• _INPUT ROWS_
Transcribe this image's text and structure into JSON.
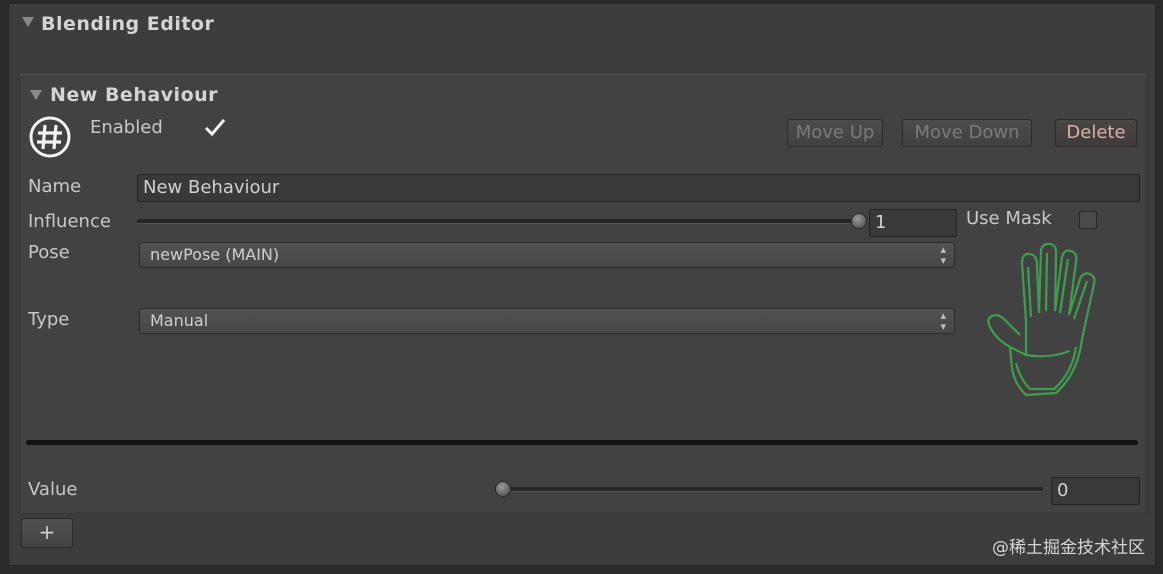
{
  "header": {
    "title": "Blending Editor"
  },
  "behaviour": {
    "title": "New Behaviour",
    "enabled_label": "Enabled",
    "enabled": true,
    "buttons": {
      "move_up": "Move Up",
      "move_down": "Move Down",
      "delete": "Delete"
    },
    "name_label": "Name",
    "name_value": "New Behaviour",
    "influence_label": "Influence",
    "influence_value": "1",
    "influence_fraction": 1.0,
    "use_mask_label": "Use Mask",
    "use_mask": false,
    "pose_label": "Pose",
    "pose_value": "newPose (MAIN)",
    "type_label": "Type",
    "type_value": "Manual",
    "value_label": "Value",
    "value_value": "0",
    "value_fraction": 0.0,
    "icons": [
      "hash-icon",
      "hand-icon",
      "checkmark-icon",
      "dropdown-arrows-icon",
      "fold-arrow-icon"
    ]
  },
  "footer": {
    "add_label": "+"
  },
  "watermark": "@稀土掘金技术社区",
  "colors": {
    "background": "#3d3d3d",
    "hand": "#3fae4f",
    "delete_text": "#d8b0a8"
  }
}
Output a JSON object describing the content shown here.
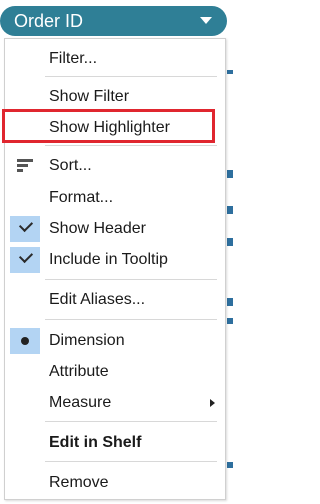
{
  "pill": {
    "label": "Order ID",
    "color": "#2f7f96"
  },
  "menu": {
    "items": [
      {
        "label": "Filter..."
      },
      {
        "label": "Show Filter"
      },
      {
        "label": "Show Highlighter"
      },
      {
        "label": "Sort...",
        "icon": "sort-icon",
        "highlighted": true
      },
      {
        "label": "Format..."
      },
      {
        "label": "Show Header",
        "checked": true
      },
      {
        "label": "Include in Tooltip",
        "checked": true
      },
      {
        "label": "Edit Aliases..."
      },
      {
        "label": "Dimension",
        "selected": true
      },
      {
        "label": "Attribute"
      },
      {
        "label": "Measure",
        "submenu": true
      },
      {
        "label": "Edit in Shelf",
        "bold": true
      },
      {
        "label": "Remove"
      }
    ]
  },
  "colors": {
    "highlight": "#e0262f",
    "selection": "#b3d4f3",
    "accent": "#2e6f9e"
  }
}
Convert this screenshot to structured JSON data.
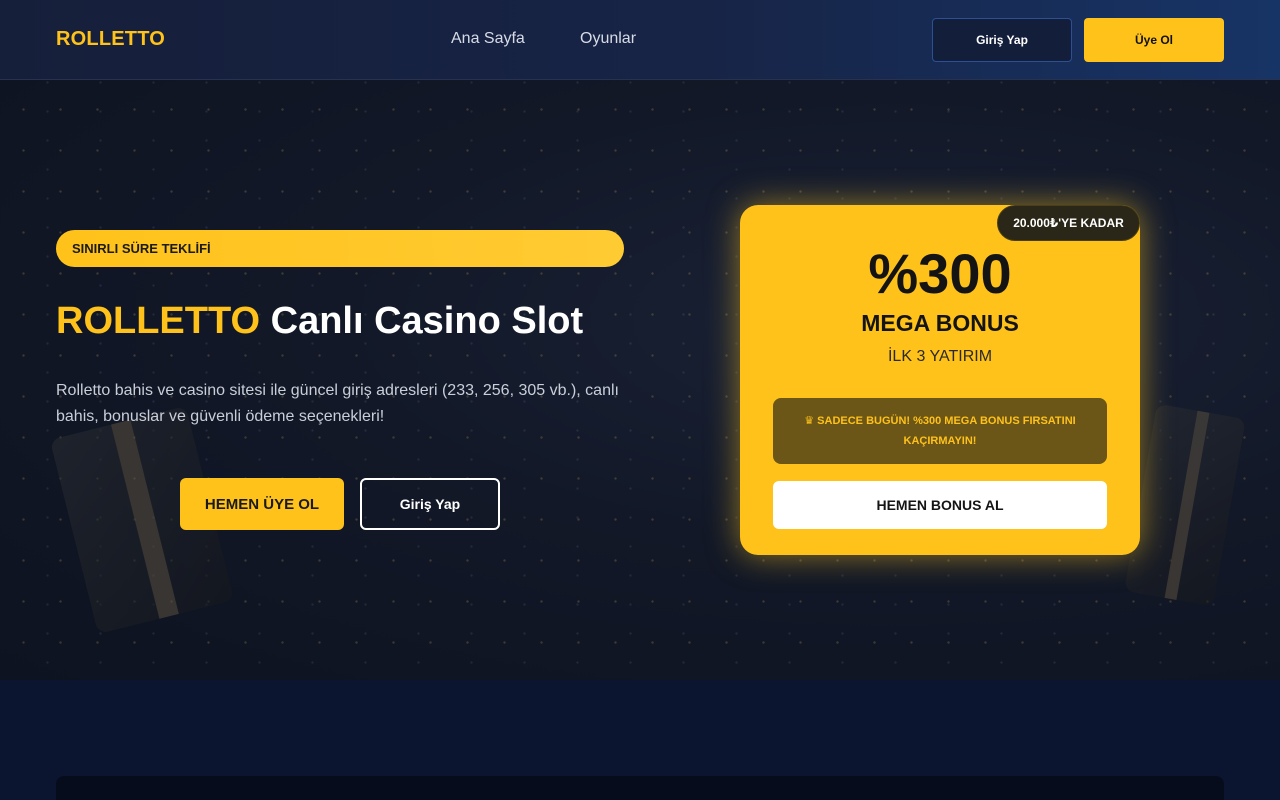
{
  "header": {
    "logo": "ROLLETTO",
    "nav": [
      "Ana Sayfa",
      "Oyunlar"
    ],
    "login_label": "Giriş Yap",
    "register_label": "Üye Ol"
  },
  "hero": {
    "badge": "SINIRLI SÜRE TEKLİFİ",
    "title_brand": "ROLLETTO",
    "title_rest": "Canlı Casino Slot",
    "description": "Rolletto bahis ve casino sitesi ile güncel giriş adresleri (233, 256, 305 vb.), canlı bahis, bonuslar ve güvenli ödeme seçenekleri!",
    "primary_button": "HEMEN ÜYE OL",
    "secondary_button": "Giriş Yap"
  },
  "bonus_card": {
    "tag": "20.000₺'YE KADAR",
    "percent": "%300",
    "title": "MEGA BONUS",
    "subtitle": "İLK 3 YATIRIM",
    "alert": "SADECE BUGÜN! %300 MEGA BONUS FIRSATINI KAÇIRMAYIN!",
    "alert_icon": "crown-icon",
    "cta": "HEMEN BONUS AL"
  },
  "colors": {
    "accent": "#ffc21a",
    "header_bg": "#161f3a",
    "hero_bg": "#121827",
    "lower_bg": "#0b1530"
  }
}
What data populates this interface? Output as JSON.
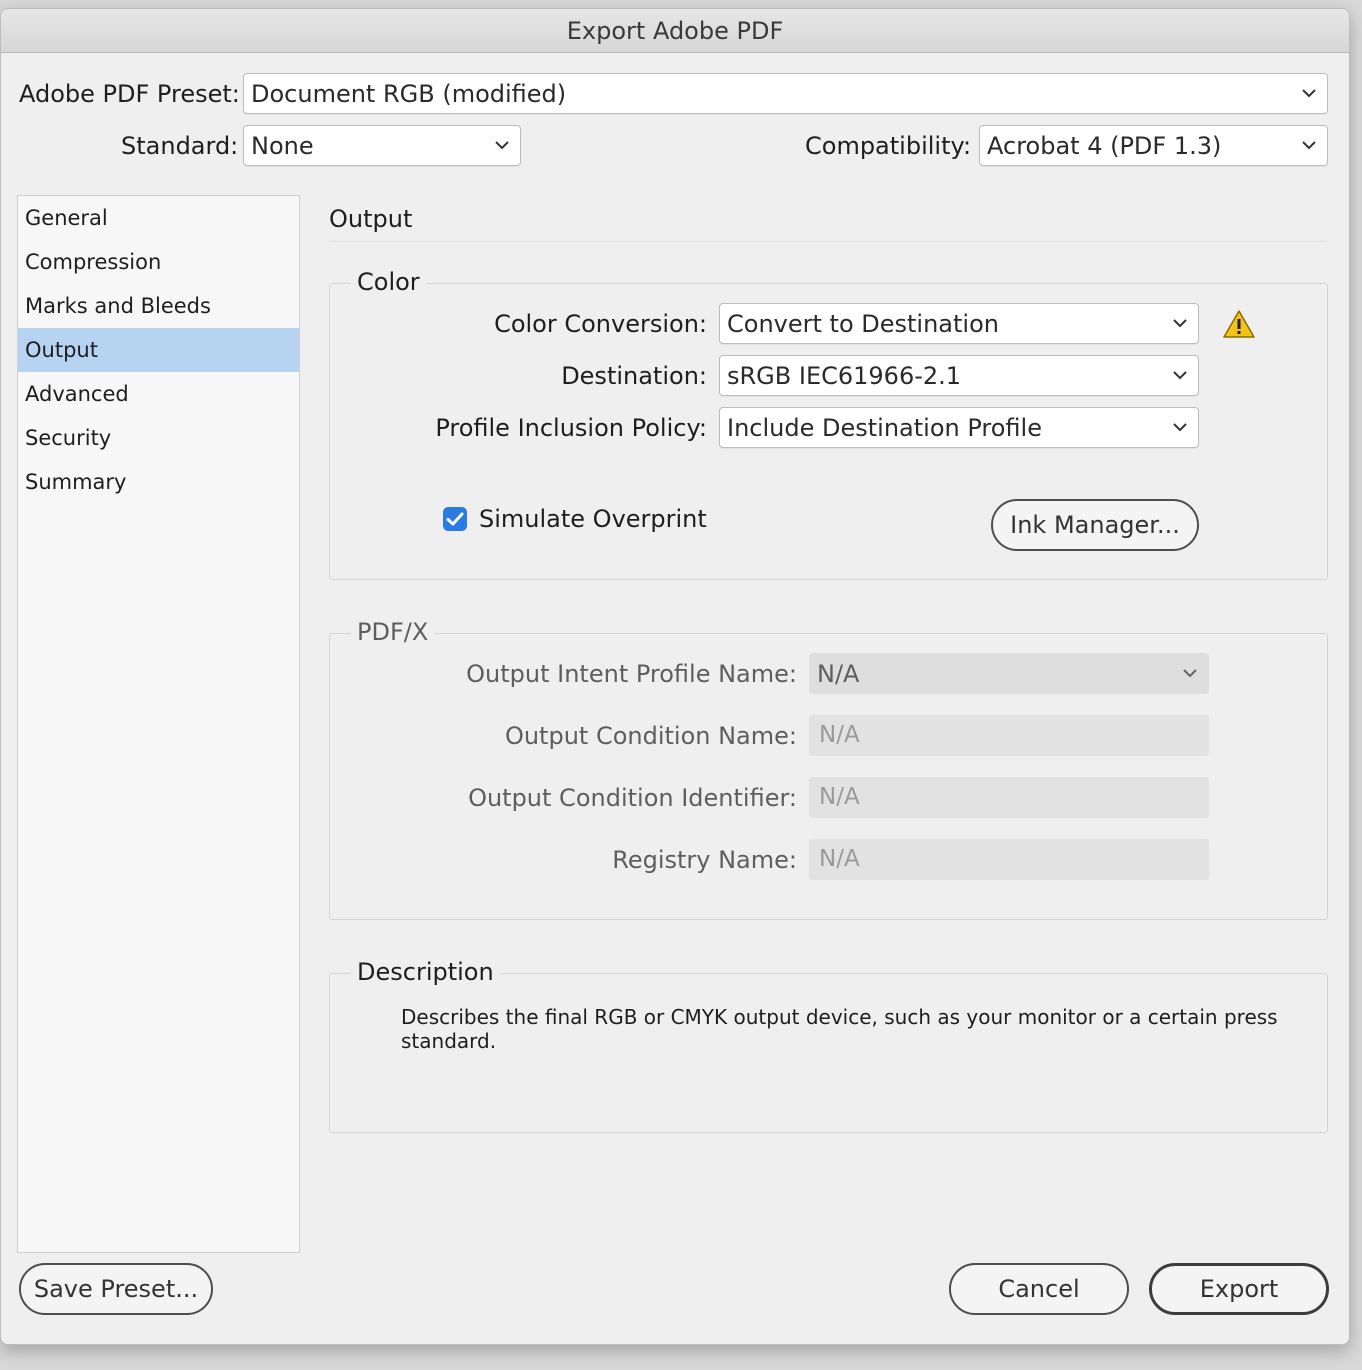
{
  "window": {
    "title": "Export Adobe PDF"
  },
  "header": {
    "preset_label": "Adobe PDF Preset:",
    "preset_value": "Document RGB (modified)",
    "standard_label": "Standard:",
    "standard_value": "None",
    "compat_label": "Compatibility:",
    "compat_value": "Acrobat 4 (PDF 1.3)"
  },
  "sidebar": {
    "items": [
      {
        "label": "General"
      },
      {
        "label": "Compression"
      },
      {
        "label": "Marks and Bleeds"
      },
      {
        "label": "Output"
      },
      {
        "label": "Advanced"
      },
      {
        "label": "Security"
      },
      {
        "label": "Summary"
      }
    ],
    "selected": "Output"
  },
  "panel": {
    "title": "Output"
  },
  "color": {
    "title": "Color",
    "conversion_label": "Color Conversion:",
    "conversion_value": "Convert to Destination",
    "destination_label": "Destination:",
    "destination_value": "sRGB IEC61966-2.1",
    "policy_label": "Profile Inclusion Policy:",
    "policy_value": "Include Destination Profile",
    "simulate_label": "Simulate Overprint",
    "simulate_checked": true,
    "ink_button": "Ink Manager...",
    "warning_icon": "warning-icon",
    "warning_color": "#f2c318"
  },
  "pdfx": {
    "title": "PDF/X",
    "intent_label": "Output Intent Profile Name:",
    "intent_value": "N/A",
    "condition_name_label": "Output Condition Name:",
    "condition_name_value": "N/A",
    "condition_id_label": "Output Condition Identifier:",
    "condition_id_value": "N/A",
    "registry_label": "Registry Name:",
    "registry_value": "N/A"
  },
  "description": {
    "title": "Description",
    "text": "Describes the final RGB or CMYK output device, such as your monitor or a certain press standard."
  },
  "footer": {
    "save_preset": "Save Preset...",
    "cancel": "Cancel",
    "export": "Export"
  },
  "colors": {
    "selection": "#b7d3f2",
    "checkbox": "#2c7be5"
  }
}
==
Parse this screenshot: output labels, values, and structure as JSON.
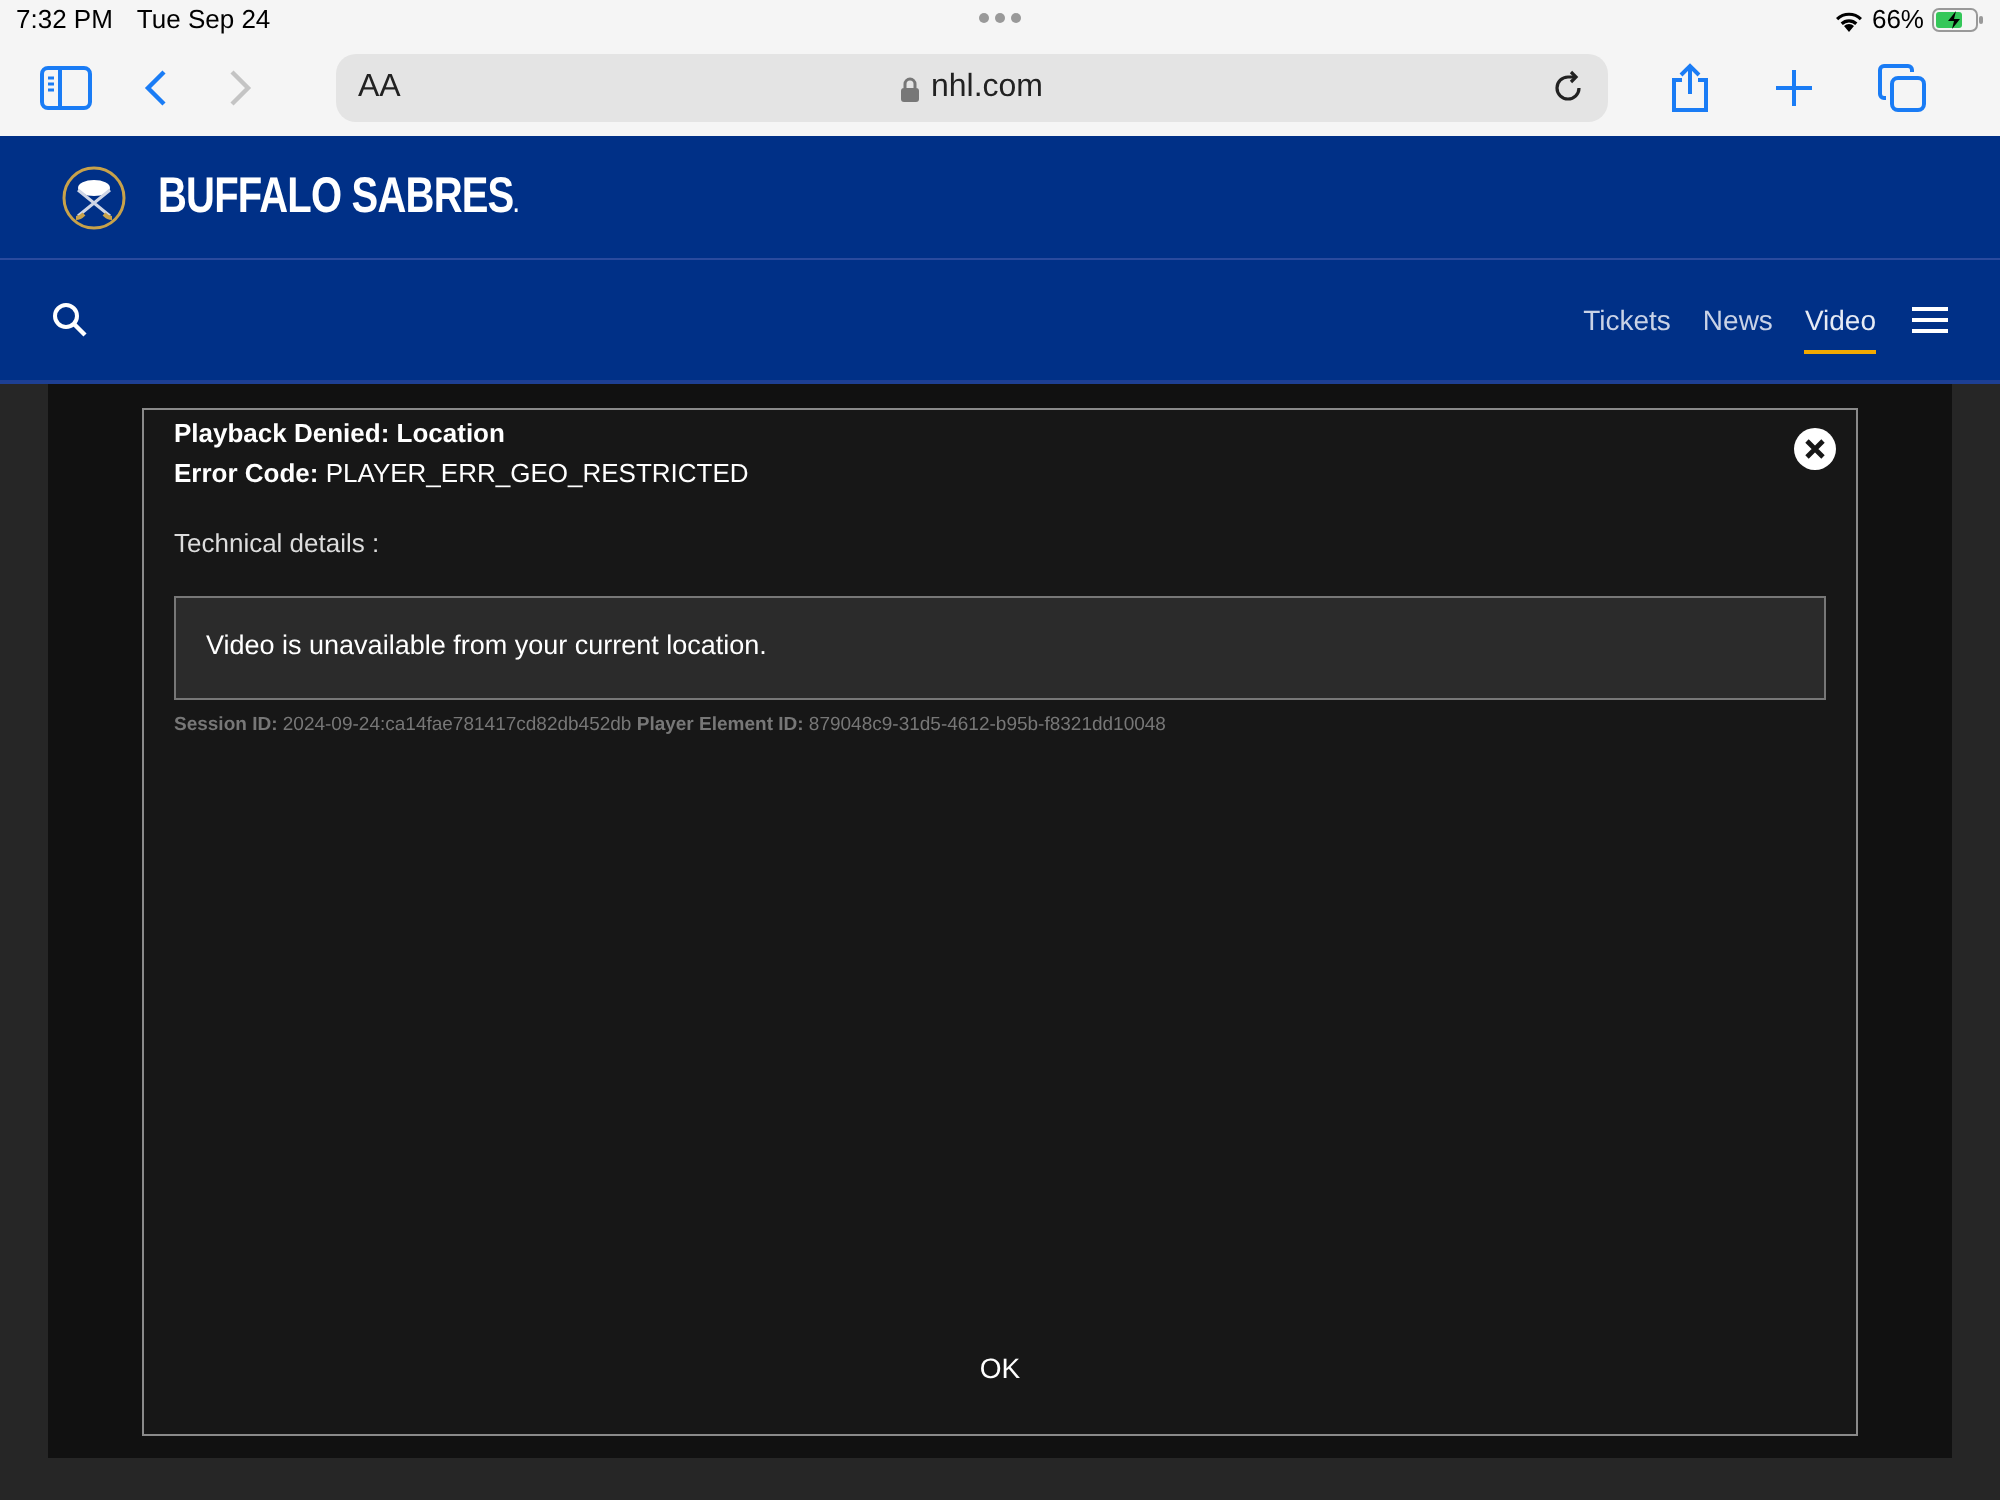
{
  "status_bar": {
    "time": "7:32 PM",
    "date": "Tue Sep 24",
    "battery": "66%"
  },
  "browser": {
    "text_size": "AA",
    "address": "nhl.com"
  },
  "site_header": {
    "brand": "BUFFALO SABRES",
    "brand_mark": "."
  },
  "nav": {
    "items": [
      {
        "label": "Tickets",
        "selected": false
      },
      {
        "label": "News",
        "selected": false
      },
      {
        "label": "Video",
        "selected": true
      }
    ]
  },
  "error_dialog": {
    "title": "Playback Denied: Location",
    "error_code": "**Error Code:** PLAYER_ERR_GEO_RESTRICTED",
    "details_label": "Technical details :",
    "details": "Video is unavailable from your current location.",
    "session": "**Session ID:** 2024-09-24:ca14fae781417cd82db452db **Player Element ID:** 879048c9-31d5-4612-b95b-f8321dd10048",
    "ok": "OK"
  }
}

• _YOUR TASK_
Scan the records above, count the lines with "selection" in them, and give only the number.

• _TASK ANSWER_
2